-------- DATA FOR THIS TASK --------

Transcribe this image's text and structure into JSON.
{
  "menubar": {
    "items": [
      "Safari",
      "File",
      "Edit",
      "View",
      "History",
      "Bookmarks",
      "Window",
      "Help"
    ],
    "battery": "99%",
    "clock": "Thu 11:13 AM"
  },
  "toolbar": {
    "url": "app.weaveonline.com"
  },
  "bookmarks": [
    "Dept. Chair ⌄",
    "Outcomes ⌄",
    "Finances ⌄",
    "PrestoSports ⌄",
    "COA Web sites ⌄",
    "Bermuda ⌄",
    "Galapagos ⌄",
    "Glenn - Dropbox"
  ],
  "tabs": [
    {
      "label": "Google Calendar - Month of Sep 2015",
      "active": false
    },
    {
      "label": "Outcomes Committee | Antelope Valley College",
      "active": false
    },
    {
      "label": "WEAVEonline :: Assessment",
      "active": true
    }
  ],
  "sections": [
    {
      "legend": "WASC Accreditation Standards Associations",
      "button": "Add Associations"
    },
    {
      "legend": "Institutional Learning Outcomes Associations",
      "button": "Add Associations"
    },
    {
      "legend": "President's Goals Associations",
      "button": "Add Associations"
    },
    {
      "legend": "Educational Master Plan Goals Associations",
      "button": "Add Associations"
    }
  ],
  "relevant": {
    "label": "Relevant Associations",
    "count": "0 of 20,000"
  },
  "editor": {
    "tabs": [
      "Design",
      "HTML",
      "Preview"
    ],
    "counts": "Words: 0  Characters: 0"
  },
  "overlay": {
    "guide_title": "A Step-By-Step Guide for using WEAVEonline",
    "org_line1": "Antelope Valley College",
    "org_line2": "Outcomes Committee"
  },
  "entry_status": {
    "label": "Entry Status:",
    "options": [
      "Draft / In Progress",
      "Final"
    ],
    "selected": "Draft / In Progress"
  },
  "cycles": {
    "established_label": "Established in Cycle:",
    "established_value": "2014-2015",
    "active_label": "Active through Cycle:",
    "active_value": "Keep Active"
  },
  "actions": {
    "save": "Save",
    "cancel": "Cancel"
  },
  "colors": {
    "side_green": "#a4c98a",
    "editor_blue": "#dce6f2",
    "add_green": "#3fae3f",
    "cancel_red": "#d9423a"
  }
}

--------

Among the lines of the data, identify those with the word "Draft". Copy each of them.

      "Draft / In Progress",
    "selected": "Draft / In Progress"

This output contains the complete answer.